Provided data:
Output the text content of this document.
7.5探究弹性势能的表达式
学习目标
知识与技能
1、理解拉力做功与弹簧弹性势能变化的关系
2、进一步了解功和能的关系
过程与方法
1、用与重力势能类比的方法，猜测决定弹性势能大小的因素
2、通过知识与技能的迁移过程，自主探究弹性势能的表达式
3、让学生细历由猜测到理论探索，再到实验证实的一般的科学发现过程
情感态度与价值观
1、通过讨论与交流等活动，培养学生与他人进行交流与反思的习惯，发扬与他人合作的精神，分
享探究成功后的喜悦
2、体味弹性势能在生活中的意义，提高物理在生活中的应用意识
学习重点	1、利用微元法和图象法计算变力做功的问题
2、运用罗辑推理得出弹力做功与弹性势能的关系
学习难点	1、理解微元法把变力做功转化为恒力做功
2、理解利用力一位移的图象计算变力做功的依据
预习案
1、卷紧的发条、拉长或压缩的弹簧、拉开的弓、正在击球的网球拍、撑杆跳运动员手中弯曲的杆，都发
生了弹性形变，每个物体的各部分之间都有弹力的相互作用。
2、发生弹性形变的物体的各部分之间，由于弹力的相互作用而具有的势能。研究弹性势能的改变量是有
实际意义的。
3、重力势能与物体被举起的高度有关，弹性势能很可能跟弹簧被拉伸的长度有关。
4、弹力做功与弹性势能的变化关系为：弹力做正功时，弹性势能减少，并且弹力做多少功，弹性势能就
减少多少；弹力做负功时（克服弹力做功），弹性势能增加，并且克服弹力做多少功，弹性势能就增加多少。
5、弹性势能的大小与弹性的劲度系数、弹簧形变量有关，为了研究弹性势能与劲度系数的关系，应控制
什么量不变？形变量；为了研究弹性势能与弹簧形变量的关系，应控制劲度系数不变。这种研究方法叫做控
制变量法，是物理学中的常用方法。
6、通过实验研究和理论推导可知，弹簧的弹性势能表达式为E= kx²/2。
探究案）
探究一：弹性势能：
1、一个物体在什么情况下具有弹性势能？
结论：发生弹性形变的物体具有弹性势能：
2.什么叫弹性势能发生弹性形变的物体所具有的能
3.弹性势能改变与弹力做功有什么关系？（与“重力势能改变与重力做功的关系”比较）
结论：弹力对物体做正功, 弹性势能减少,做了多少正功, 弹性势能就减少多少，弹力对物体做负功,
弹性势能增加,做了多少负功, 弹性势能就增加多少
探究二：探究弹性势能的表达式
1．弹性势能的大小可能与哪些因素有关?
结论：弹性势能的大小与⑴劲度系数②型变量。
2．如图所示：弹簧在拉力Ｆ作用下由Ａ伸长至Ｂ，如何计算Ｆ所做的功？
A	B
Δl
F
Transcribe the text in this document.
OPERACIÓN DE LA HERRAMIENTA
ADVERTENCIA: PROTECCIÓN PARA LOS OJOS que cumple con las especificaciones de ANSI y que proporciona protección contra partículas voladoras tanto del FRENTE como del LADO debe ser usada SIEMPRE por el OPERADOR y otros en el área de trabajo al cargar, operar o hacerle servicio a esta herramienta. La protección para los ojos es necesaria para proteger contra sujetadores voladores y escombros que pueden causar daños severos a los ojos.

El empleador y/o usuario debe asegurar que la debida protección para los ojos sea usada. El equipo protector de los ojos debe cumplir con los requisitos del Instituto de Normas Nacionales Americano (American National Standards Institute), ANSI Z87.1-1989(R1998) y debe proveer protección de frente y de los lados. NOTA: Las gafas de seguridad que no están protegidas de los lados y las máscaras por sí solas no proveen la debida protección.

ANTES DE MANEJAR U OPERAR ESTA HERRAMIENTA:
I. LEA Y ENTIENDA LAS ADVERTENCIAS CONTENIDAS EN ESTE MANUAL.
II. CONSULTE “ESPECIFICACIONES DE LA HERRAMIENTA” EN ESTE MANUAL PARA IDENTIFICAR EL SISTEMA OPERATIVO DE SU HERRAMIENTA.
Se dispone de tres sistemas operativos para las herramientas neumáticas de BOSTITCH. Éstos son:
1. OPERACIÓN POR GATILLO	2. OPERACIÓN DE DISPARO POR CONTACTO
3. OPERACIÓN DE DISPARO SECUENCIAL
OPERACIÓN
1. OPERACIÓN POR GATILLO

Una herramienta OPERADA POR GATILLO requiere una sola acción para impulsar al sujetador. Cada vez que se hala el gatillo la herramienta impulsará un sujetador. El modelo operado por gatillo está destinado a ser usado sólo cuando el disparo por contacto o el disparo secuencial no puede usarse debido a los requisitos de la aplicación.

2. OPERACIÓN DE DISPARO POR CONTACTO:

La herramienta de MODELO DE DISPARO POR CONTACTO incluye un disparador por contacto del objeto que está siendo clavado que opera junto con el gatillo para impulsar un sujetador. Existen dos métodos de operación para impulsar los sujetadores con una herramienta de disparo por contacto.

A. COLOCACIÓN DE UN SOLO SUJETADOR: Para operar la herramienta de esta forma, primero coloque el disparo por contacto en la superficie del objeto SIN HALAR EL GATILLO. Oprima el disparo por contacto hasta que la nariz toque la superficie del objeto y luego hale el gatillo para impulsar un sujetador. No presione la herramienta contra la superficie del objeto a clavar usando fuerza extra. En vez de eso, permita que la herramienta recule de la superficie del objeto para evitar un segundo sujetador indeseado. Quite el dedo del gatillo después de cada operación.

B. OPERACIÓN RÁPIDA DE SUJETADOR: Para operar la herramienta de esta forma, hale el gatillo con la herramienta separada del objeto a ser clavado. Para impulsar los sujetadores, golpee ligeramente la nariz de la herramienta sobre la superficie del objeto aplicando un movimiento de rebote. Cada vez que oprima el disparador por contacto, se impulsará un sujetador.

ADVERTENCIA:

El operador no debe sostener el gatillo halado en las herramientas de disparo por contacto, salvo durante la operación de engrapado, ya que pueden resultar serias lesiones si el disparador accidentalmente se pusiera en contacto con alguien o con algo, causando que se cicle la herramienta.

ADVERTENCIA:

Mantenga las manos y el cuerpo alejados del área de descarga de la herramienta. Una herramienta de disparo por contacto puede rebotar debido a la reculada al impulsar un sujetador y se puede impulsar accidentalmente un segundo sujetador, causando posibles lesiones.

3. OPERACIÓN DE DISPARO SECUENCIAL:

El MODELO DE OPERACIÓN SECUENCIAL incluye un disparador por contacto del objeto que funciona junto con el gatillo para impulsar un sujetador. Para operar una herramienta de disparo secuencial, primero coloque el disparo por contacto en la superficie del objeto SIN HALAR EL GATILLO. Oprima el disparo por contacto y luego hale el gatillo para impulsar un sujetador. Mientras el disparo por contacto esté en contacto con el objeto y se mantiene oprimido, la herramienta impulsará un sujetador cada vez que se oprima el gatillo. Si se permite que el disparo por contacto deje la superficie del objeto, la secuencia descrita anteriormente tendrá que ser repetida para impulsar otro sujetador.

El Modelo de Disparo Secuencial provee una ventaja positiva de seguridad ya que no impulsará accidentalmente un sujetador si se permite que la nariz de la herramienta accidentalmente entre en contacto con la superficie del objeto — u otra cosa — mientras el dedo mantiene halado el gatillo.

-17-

Work required: Each record must be returned exactly as it is written.

Response to the task:
Output the text content of this document.
7.5探究弹性势能的表达式
学习目标
知识与技能
1、理解拉力做功与弹簧弹性势能变化的关系
2、进一步了解功和能的关系
过程与方法
1、用与重力势能类比的方法，猜测决定弹性势能大小的因素
2、通过知识与技能的迁移过程，自主探究弹性势能的表达式
3、让学生细历由猜测到理论探索，再到实验证实的一般的科学发现过程
情感态度与价值观
1、通过讨论与交流等活动，培养学生与他人进行交流与反思的习惯，发扬与他人合作的精神，分
享探究成功后的喜悦
2、体味弹性势能在生活中的意义，提高物理在生活中的应用意识
学习重点	1、利用微元法和图象法计算变力做功的问题
2、运用罗辑推理得出弹力做功与弹性势能的关系
学习难点	1、理解微元法把变力做功转化为恒力做功
2、理解利用力一位移的图象计算变力做功的依据
预习案
1、卷紧的发条、拉长或压缩的弹簧、拉开的弓、正在击球的网球拍、撑杆跳运动员手中弯曲的杆，都发
生了弹性形变，每个物体的各部分之间都有弹力的相互作用。
2、发生弹性形变的物体的各部分之间，由于弹力的相互作用而具有的势能。研究弹性势能的改变量是有
实际意义的。
3、重力势能与物体被举起的高度有关，弹性势能很可能跟弹簧被拉伸的长度有关。
4、弹力做功与弹性势能的变化关系为：弹力做正功时，弹性势能减少，并且弹力做多少功，弹性势能就
减少多少；弹力做负功时（克服弹力做功），弹性势能增加，并且克服弹力做多少功，弹性势能就增加多少。
5、弹性势能的大小与弹性的劲度系数、弹簧形变量有关，为了研究弹性势能与劲度系数的关系，应控制
什么量不变？形变量；为了研究弹性势能与弹簧形变量的关系，应控制劲度系数不变。这种研究方法叫做控
制变量法，是物理学中的常用方法。
6、通过实验研究和理论推导可知，弹簧的弹性势能表达式为E= kx²/2。
探究案）
探究一：弹性势能：
1、一个物体在什么情况下具有弹性势能？
结论：发生弹性形变的物体具有弹性势能：
2.什么叫弹性势能发生弹性形变的物体所具有的能
3.弹性势能改变与弹力做功有什么关系？（与“重力势能改变与重力做功的关系”比较）
结论：弹力对物体做正功, 弹性势能减少,做了多少正功, 弹性势能就减少多少，弹力对物体做负功,
弹性势能增加,做了多少负功, 弹性势能就增加多少
探究二：探究弹性势能的表达式
1．弹性势能的大小可能与哪些因素有关?
结论：弹性势能的大小与⑴劲度系数②型变量。
2．如图所示：弹簧在拉力Ｆ作用下由Ａ伸长至Ｂ，如何计算Ｆ所做的功？
A	B
Δl
F
Transcribe the text in this document.
OPERACIÓN DE LA HERRAMIENTA
ADVERTENCIA: PROTECCIÓN PARA LOS OJOS que cumple con las especificaciones de ANSI y que proporciona protección contra partículas voladoras tanto del FRENTE como del LADO debe ser usada SIEMPRE por el OPERADOR y otros en el área de trabajo al cargar, operar o hacerle servicio a esta herramienta. La protección para los ojos es necesaria para proteger contra sujetadores voladores y escombros que pueden causar daños severos a los ojos.

El empleador y/o usuario debe asegurar que la debida protección para los ojos sea usada. El equipo protector de los ojos debe cumplir con los requisitos del Instituto de Normas Nacionales Americano (American National Standards Institute), ANSI Z87.1-1989(R1998) y debe proveer protección de frente y de los lados. NOTA: Las gafas de seguridad que no están protegidas de los lados y las máscaras por sí solas no proveen la debida protección.

ANTES DE MANEJAR U OPERAR ESTA HERRAMIENTA:
I. LEA Y ENTIENDA LAS ADVERTENCIAS CONTENIDAS EN ESTE MANUAL.
II. CONSULTE “ESPECIFICACIONES DE LA HERRAMIENTA” EN ESTE MANUAL PARA IDENTIFICAR EL SISTEMA OPERATIVO DE SU HERRAMIENTA.
Se dispone de tres sistemas operativos para las herramientas neumáticas de BOSTITCH. Éstos son:
1. OPERACIÓN POR GATILLO	2. OPERACIÓN DE DISPARO POR CONTACTO
3. OPERACIÓN DE DISPARO SECUENCIAL
OPERACIÓN
1. OPERACIÓN POR GATILLO

Una herramienta OPERADA POR GATILLO requiere una sola acción para impulsar al sujetador. Cada vez que se hala el gatillo la herramienta impulsará un sujetador. El modelo operado por gatillo está destinado a ser usado sólo cuando el disparo por contacto o el disparo secuencial no puede usarse debido a los requisitos de la aplicación.

2. OPERACIÓN DE DISPARO POR CONTACTO:

La herramienta de MODELO DE DISPARO POR CONTACTO incluye un disparador por contacto del objeto que está siendo clavado que opera junto con el gatillo para impulsar un sujetador. Existen dos métodos de operación para impulsar los sujetadores con una herramienta de disparo por contacto.

A. COLOCACIÓN DE UN SOLO SUJETADOR: Para operar la herramienta de esta forma, primero coloque el disparo por contacto en la superficie del objeto SIN HALAR EL GATILLO. Oprima el disparo por contacto hasta que la nariz toque la superficie del objeto y luego hale el gatillo para impulsar un sujetador. No presione la herramienta contra la superficie del objeto a clavar usando fuerza extra. En vez de eso, permita que la herramienta recule de la superficie del objeto para evitar un segundo sujetador indeseado. Quite el dedo del gatillo después de cada operación.

B. OPERACIÓN RÁPIDA DE SUJETADOR: Para operar la herramienta de esta forma, hale el gatillo con la herramienta separada del objeto a ser clavado. Para impulsar los sujetadores, golpee ligeramente la nariz de la herramienta sobre la superficie del objeto aplicando un movimiento de rebote. Cada vez que oprima el disparador por contacto, se impulsará un sujetador.

ADVERTENCIA:

El operador no debe sostener el gatillo halado en las herramientas de disparo por contacto, salvo durante la operación de engrapado, ya que pueden resultar serias lesiones si el disparador accidentalmente se pusiera en contacto con alguien o con algo, causando que se cicle la herramienta.

ADVERTENCIA:

Mantenga las manos y el cuerpo alejados del área de descarga de la herramienta. Una herramienta de disparo por contacto puede rebotar debido a la reculada al impulsar un sujetador y se puede impulsar accidentalmente un segundo sujetador, causando posibles lesiones.

3. OPERACIÓN DE DISPARO SECUENCIAL:

El MODELO DE OPERACIÓN SECUENCIAL incluye un disparador por contacto del objeto que funciona junto con el gatillo para impulsar un sujetador. Para operar una herramienta de disparo secuencial, primero coloque el disparo por contacto en la superficie del objeto SIN HALAR EL GATILLO. Oprima el disparo por contacto y luego hale el gatillo para impulsar un sujetador. Mientras el disparo por contacto esté en contacto con el objeto y se mantiene oprimido, la herramienta impulsará un sujetador cada vez que se oprima el gatillo. Si se permite que el disparo por contacto deje la superficie del objeto, la secuencia descrita anteriormente tendrá que ser repetida para impulsar otro sujetador.

El Modelo de Disparo Secuencial provee una ventaja positiva de seguridad ya que no impulsará accidentalmente un sujetador si se permite que la nariz de la herramienta accidentalmente entre en contacto con la superficie del objeto — u otra cosa — mientras el dedo mantiene halado el gatillo.

-17-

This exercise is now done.